§ GIVEN REQUEST
Reproduce all records verbatim.

§ RECORDS
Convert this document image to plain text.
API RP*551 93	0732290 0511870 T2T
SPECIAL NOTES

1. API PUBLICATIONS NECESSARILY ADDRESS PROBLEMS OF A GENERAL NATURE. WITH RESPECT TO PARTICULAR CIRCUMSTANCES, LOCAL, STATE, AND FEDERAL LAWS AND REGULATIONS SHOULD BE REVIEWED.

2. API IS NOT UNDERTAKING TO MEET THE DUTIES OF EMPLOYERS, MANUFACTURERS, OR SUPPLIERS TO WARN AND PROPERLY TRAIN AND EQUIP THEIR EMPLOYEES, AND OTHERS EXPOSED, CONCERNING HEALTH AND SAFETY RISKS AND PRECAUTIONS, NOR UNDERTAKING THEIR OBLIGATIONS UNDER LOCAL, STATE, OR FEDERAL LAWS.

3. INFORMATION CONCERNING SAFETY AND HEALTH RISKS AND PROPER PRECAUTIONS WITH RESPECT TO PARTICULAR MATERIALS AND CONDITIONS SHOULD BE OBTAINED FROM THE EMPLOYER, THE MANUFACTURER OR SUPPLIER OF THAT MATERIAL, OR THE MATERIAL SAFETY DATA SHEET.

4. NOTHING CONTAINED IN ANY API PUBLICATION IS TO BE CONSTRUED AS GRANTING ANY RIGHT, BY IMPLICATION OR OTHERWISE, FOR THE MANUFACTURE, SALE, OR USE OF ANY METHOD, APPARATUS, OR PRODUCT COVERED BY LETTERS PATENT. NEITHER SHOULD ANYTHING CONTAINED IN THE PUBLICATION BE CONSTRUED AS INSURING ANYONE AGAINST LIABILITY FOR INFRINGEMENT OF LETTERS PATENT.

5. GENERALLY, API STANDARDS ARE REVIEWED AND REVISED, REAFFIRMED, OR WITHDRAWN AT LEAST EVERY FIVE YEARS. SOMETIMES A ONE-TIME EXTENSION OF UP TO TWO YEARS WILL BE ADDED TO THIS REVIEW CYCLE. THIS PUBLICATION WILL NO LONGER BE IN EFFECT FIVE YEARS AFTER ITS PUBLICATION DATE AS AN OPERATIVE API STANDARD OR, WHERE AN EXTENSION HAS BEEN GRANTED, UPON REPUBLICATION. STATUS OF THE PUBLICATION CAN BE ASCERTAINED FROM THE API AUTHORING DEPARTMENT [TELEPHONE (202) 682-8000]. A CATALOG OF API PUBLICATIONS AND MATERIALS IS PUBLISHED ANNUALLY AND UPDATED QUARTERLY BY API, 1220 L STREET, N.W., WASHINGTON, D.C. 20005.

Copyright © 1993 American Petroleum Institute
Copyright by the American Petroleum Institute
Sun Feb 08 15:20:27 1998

§ RESPONSE TO THE TASK
Convert this document image to plain text.
API RP*551 93	0732290 0511870 T2T
SPECIAL NOTES

1. API PUBLICATIONS NECESSARILY ADDRESS PROBLEMS OF A GENERAL NATURE. WITH RESPECT TO PARTICULAR CIRCUMSTANCES, LOCAL, STATE, AND FEDERAL LAWS AND REGULATIONS SHOULD BE REVIEWED.

2. API IS NOT UNDERTAKING TO MEET THE DUTIES OF EMPLOYERS, MANUFACTURERS, OR SUPPLIERS TO WARN AND PROPERLY TRAIN AND EQUIP THEIR EMPLOYEES, AND OTHERS EXPOSED, CONCERNING HEALTH AND SAFETY RISKS AND PRECAUTIONS, NOR UNDERTAKING THEIR OBLIGATIONS UNDER LOCAL, STATE, OR FEDERAL LAWS.

3. INFORMATION CONCERNING SAFETY AND HEALTH RISKS AND PROPER PRECAUTIONS WITH RESPECT TO PARTICULAR MATERIALS AND CONDITIONS SHOULD BE OBTAINED FROM THE EMPLOYER, THE MANUFACTURER OR SUPPLIER OF THAT MATERIAL, OR THE MATERIAL SAFETY DATA SHEET.

4. NOTHING CONTAINED IN ANY API PUBLICATION IS TO BE CONSTRUED AS GRANTING ANY RIGHT, BY IMPLICATION OR OTHERWISE, FOR THE MANUFACTURE, SALE, OR USE OF ANY METHOD, APPARATUS, OR PRODUCT COVERED BY LETTERS PATENT. NEITHER SHOULD ANYTHING CONTAINED IN THE PUBLICATION BE CONSTRUED AS INSURING ANYONE AGAINST LIABILITY FOR INFRINGEMENT OF LETTERS PATENT.

5. GENERALLY, API STANDARDS ARE REVIEWED AND REVISED, REAFFIRMED, OR WITHDRAWN AT LEAST EVERY FIVE YEARS. SOMETIMES A ONE-TIME EXTENSION OF UP TO TWO YEARS WILL BE ADDED TO THIS REVIEW CYCLE. THIS PUBLICATION WILL NO LONGER BE IN EFFECT FIVE YEARS AFTER ITS PUBLICATION DATE AS AN OPERATIVE API STANDARD OR, WHERE AN EXTENSION HAS BEEN GRANTED, UPON REPUBLICATION. STATUS OF THE PUBLICATION CAN BE ASCERTAINED FROM THE API AUTHORING DEPARTMENT [TELEPHONE (202) 682-8000]. A CATALOG OF API PUBLICATIONS AND MATERIALS IS PUBLISHED ANNUALLY AND UPDATED QUARTERLY BY API, 1220 L STREET, N.W., WASHINGTON, D.C. 20005.

Copyright © 1993 American Petroleum Institute
Copyright by the American Petroleum Institute
Sun Feb 08 15:20:27 1998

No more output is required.